== The request ==
Pick every line with "want" from the material below.
▽
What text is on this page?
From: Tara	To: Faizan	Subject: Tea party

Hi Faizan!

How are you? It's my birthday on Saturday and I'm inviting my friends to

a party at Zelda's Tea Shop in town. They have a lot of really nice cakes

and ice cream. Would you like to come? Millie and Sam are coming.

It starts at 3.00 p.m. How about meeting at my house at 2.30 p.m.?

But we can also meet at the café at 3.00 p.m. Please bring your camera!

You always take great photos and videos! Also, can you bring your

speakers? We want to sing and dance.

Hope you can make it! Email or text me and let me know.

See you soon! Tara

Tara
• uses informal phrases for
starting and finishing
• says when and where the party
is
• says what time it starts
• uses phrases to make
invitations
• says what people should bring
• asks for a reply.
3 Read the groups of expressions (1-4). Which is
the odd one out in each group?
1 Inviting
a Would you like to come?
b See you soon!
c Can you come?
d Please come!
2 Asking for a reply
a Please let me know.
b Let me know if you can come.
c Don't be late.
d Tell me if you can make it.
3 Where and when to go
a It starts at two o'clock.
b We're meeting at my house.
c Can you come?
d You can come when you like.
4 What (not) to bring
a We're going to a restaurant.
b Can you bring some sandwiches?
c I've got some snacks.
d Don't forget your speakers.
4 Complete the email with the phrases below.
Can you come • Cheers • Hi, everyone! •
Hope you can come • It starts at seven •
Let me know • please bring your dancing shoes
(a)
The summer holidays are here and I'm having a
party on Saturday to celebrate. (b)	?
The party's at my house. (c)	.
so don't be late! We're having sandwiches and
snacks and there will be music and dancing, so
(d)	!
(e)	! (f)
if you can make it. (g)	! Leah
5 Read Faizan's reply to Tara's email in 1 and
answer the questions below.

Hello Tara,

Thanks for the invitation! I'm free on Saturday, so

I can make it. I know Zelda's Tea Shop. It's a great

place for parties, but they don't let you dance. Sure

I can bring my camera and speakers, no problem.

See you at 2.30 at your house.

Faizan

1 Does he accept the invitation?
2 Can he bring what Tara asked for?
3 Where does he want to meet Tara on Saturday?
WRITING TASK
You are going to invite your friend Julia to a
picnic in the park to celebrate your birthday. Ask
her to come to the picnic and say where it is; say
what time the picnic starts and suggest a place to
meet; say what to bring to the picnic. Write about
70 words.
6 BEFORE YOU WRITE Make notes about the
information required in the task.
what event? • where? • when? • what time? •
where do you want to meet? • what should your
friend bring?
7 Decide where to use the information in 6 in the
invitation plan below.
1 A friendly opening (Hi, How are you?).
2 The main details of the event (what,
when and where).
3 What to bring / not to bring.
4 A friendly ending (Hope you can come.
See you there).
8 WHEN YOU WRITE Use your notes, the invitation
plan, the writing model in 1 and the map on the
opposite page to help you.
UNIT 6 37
△
▽
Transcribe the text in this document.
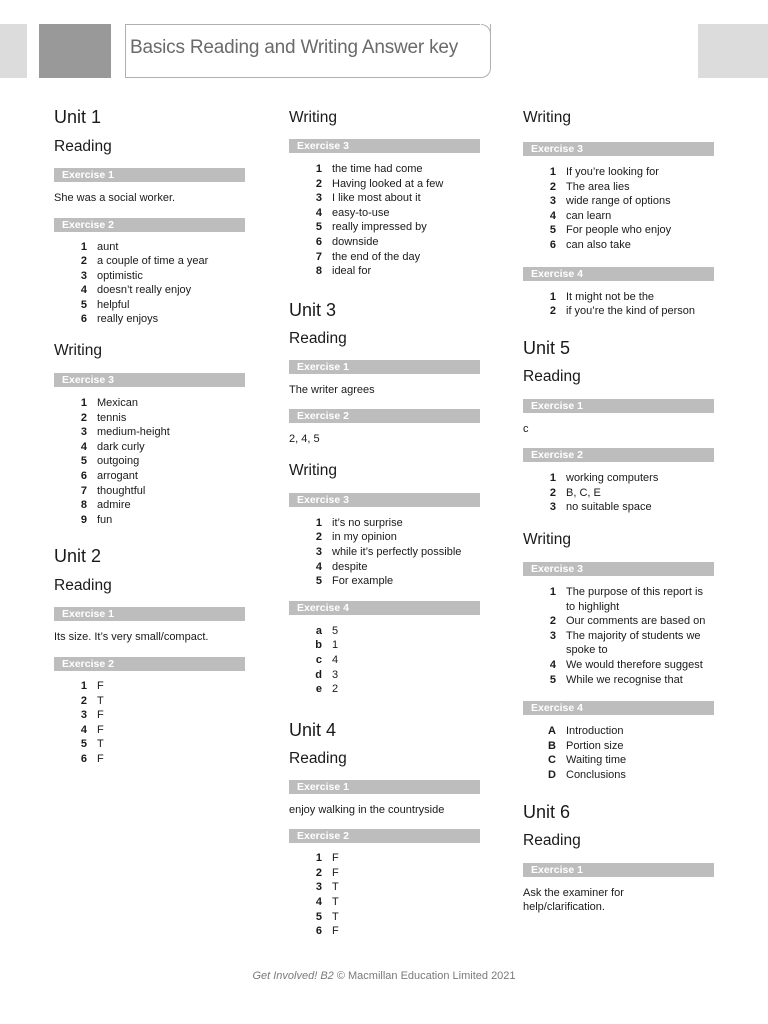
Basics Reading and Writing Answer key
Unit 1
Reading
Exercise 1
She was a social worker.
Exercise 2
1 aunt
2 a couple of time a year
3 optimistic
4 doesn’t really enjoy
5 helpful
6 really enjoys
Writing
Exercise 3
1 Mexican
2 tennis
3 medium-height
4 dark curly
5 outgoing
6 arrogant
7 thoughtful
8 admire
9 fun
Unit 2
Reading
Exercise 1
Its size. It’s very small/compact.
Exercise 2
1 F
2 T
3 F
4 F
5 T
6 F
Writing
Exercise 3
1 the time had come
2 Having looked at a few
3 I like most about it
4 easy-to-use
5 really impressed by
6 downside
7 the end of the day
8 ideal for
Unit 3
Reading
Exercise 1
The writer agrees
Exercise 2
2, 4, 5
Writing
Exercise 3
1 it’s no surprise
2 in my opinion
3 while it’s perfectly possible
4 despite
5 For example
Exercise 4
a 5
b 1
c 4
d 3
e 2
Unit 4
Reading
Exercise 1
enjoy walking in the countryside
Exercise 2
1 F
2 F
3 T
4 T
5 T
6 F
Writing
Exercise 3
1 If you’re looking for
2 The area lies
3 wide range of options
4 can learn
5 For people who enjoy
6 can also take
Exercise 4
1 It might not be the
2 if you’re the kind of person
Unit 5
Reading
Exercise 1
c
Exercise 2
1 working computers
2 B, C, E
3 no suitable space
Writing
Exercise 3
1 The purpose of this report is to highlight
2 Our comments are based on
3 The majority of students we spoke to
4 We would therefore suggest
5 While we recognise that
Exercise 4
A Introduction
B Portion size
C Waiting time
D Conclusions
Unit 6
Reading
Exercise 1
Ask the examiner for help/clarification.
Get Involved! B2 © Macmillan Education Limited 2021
△
▽
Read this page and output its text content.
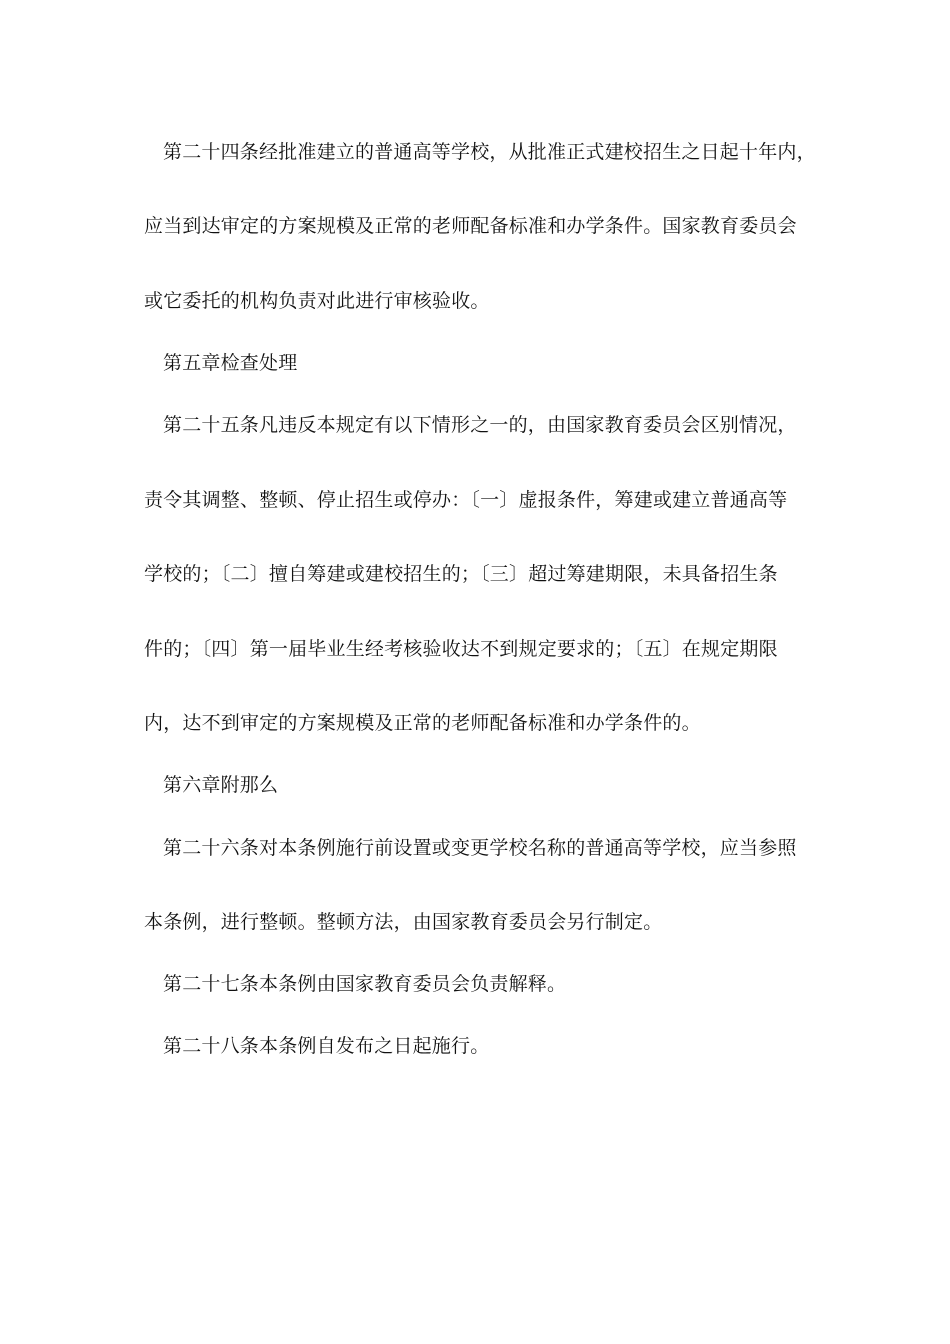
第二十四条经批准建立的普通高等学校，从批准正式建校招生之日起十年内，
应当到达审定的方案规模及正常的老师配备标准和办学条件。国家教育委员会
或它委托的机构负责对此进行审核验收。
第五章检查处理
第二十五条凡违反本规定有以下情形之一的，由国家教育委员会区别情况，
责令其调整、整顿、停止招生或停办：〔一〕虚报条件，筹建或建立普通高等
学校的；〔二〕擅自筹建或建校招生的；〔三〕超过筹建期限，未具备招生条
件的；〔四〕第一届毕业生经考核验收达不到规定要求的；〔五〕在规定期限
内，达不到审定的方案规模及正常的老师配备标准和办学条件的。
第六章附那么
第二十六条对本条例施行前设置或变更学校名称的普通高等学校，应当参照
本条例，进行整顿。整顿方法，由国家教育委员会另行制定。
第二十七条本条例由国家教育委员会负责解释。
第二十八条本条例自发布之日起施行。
△
== Exercise output ==
speakers? We want to sing and dance.
3 Where does he want to meet Tara on Saturday?
where do you want to meet? • what should your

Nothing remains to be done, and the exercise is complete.